STATED EXERCISE ▸ Take the line that contains "Serialize everything readable" and each line after it in the material below, and transcribe them exactly, stopping at the end.

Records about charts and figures
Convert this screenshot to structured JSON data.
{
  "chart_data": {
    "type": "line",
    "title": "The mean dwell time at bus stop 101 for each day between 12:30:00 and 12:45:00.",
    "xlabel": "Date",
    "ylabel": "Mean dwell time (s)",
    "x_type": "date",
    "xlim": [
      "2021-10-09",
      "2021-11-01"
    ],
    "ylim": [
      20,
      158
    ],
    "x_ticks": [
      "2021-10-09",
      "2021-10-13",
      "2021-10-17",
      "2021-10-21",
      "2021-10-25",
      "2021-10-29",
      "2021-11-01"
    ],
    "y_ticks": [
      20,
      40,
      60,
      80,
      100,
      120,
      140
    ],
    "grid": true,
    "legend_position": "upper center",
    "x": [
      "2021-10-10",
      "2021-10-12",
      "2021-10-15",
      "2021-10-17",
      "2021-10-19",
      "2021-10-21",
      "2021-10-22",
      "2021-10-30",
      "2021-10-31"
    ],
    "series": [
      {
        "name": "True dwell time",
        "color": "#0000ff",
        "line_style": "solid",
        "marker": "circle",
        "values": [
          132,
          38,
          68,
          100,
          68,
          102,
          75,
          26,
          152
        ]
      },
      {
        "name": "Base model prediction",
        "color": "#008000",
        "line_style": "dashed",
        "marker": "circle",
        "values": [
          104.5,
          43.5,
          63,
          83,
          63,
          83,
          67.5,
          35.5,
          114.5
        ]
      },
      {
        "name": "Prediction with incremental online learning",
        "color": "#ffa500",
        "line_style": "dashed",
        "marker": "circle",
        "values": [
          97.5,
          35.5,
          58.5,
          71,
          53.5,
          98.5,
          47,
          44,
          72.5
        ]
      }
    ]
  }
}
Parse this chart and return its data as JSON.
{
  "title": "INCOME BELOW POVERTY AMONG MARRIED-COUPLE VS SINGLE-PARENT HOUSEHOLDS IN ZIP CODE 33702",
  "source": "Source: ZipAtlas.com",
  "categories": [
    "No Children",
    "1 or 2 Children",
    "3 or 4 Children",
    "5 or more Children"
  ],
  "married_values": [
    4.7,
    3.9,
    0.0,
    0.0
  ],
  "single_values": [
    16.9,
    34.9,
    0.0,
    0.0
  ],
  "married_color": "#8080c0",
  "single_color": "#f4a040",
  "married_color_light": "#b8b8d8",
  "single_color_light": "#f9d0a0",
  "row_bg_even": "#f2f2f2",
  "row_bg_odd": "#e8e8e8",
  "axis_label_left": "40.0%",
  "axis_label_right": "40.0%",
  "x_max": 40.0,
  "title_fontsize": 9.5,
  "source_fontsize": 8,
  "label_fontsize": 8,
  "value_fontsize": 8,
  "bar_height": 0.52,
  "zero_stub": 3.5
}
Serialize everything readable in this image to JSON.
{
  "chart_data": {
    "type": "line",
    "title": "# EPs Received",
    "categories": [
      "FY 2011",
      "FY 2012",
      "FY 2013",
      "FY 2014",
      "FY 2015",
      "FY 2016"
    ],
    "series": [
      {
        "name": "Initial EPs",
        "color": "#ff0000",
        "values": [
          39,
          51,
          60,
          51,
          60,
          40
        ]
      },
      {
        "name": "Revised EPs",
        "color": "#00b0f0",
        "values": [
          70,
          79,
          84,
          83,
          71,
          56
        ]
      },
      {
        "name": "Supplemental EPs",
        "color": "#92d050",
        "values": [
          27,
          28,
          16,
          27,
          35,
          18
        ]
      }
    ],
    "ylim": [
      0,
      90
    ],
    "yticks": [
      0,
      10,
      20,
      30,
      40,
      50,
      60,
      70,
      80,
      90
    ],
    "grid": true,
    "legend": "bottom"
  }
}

RESULT FOR THIS EXERCISE ▸
Serialize everything readable in this image to JSON.
{
  "chart_data": {
    "type": "line",
    "title": "# EPs Received",
    "categories": [
      "FY 2011",
      "FY 2012",
      "FY 2013",
      "FY 2014",
      "FY 2015",
      "FY 2016"
    ],
    "series": [
      {
        "name": "Initial EPs",
        "color": "#ff0000",
        "values": [
          39,
          51,
          60,
          51,
          60,
          40
        ]
      },
      {
        "name": "Revised EPs",
        "color": "#00b0f0",
        "values": [
          70,
          79,
          84,
          83,
          71,
          56
        ]
      },
      {
        "name": "Supplemental EPs",
        "color": "#92d050",
        "values": [
          27,
          28,
          16,
          27,
          35,
          18
        ]
      }
    ],
    "ylim": [
      0,
      90
    ],
    "yticks": [
      0,
      10,
      20,
      30,
      40,
      50,
      60,
      70,
      80,
      90
    ],
    "grid": true,
    "legend": "bottom"
  }
}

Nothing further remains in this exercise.